QUESTIONS SUR L'EXTRAIT
a) Recopiez le passage de l'article sur la réforme des retraites allant de « Les Républicains au » jusqu'à « carte à jouer. » inclus, en substituant « machine à calculer » à « calculette ».
b) D'après l'article sur la réforme des retraites, combien de membres compte la commission des affaires sociales ?
c) Rédigez la suite de l'article sur la réforme des retraites, après sa dernière phrase.

EXTRAIT DU TEXTE
..............................

Réforme des retraites : la PPL LIOT au défi de passer l’obstacle de la commission des affaires sociales

Le député Charles de Courson photographié à l’Assemblée nationale le 20 mars.
Le député Charles de Courson photographié à l’Assemblée nationale le 20 mars.

POLITIQUE - Rarement le destin d’une proposition de loi (PPL) n’avait provoqué autant de bagarres en coulisses. Celle portée par LIOT visant à abroger le report de l’âge légal prévu dans la réforme des retraites risque de faire date. Jugé recevable par le président de la Commission des finances Éric Coquerel, le texte doit passer ce mercredi 31 mai le filtre de la Commission des affaires sociales, qui l’examine avant son arrivée dans l’hémicycle le 8 juin.

Sachant que la majorité a une idée derrière la tête : coaliser une majorité de circonstance pour supprimer son article 1er (celui qui abroge le report de l’âge légal), afin que cette mesure, qui serait réintroduite dans l’hémicycle par amendement, soit torpillée par la présidente de l’Assemblée nationale Yaël Braun-Pivet, qui invoquerait alors l’article 40 pour soulever son irrecevabilité financière.

Les Républicains au centre du jeu

Sauf que, pour ce faire, la Macronie a besoin d’obtenir une majorité en commission des affaires sociales. Ce qui implique de sortir la calculette. Sur les 73 membres de cette instance, la majorité y compte 32 commissaires, et donc autant de voix potentielles favorables à la réforme des retraites. C’est conséquent, mais pas assez pour faire tomber l’article 1er de la PPL de LIOT.

En face, la NUPES pourra compter sur 19 voix, le Rassemblement national 11 et LIOT 2. Ce qui fait… 32 votes assurés pour sauver la PPL portée par Bertrand Pancher. Les regards se tournent alors fort logiquement vers les huit députés LR qui siègent dans la commission, et qui ont donc le sort de ce texte entre leurs mains. Et c’est là que la Macronie a une carte à jouer.

« Les commissaires aux affaires sociales du groupe LR sont plutôt de tendance libérale, et ils étaient favorables à la réforme », explique au HuffPost une source parlementaire socialiste, indiquant que les élus LR réfractaires à la réforme des retraites siègent majoritairement dans d’autres commissions. En outre, la majorité peut compter sur des députés LR Macron-compatibles, à l’image d’Alexandre Vincendet (qui appelait récemment son parti à « négocier avec l’exécutif ») ou de Philippe Juvin.

..............................

Entrées d'un jeu de données:
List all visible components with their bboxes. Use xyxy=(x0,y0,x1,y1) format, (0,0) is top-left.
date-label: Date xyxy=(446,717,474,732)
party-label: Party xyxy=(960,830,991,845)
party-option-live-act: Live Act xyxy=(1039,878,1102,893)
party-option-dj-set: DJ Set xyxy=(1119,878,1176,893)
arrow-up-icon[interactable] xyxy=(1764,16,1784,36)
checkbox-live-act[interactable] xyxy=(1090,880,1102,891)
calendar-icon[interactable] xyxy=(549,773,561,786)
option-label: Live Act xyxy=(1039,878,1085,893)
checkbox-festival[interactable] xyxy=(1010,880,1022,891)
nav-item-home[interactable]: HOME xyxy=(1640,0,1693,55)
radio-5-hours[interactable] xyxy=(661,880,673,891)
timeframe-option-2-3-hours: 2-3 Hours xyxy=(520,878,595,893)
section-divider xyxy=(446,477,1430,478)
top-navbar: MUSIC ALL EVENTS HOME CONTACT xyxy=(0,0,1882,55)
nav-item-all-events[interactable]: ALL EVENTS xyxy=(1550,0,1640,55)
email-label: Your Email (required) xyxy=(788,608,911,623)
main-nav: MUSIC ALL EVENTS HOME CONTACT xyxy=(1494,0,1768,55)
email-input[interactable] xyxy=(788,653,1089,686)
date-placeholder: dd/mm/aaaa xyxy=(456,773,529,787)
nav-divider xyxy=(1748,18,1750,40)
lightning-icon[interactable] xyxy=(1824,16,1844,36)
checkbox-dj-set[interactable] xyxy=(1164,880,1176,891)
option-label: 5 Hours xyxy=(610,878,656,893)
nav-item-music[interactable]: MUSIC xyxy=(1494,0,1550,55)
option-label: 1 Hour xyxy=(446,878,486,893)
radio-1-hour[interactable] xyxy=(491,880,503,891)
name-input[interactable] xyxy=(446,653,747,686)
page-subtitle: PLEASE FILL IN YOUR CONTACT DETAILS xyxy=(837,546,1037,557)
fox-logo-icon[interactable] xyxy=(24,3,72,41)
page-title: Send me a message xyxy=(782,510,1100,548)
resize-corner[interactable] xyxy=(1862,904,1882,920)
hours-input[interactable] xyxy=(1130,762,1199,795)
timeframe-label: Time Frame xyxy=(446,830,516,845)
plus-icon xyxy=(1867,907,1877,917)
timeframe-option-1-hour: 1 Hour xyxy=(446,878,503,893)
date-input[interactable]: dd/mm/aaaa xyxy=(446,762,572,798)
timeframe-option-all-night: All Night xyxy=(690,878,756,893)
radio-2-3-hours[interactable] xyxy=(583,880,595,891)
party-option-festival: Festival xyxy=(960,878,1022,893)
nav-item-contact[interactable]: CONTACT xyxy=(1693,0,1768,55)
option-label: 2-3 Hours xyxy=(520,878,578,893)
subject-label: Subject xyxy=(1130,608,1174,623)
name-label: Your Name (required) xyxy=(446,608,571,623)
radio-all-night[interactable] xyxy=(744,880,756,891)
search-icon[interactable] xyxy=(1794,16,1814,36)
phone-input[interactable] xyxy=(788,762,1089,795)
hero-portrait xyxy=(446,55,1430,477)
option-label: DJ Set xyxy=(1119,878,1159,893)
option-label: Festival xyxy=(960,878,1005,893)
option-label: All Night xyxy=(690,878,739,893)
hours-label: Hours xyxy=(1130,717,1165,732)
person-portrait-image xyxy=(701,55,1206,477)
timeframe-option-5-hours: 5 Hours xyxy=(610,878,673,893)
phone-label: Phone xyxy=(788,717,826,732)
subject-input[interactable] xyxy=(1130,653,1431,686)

..............................

RÉPONSES RÉDIGÉES
a)
Les Républicains au centre du jeu

Sauf que, pour ce faire, la Macronie a besoin d’obtenir une majorité en commission des affaires sociales. Ce qui implique de sortir la machine à calculer. Sur les 73 membres de cette instance, la majorité y compte 32 commissaires, et donc autant de voix potentielles favorables à la réforme des retraites. C’est conséquent, mais pas assez pour faire tomber l’article 1er de la PPL de LIOT.

En face, la NUPES pourra compter sur 19 voix, le Rassemblement national 11 et LIOT 2. Ce qui fait… 32 votes assurés pour sauver la PPL portée par Bertrand Pancher. Les regards se tournent alors fort logiquement vers les huit députés LR qui siègent dans la commission, et qui ont donc le sort de ce texte entre leurs mains. Et c’est là que la Macronie a une carte à jouer.

b) Elle compte 73 membres.

c)
Un apport bienvenu, mais toujours pas de quoi sécuriser un vote, d’autant que trois élus LR de la Commission des affaires sociales, Josiane Corneloup, Justine Gruet et Isabelle Valentin avaient voté la motion de censure (portée par LIOT) contre Élisabeth Borne. « Le problème, c’est que Les Républicains peuvent switcher leurs élus jusqu’au dernier moment. Et comme ça arrange Éric Ciotti de ne pas avoir de vote en séance sur le texte, ils pourront mettre des élus pro-réforme », anticipe auprès du HuffPost une source du groupe LIOT.

« Un jeu très dangereux »

Des manœuvres qui, à en croire franceinfo et L’Express, sont déjà en cours d’exécution. On apprend ainsi que Justine Gruet sera remplacée ce mercredi 31 mai par Véronique Louwagie, favorable à la réforme, tout comme Thibault Bazin qui pourrait céder son siège au président du groupe Olivier Marleix, également pour le report de l’âge légal. Un jeu de chaises musicales qui peut donc avoir raison de l’article 1er de la PPL et, par ricochet, de son examen et de son vote dans l’hémicycle.

« Techniquement, la majorité peut arriver à ses fins », observe notre interlocuteur du groupe LIOT, qui continue d’espérer que Yaël Braun-Pivet refusera de se charger de la basse besogne. « Ce serait inédit. Elle dirait en séance que le texte est irrecevable, après avoir elle même jugé lors du bureau qu’il était recevable. Elle réduirait à néant le peu de pouvoir qu’il reste aux parlementaires. Dans quel genre de pays on voit ça ? C’est un jeu très dangereux, et elle en porterait l’entière responsabilité. Comment présider l’Assemblée pendant quatre ans après ça ? », interroge-t-il, convoquant le souvenir du général de Gaulle, selon lequel « une Constitution, c’est un esprit, des institutions, une pratique ».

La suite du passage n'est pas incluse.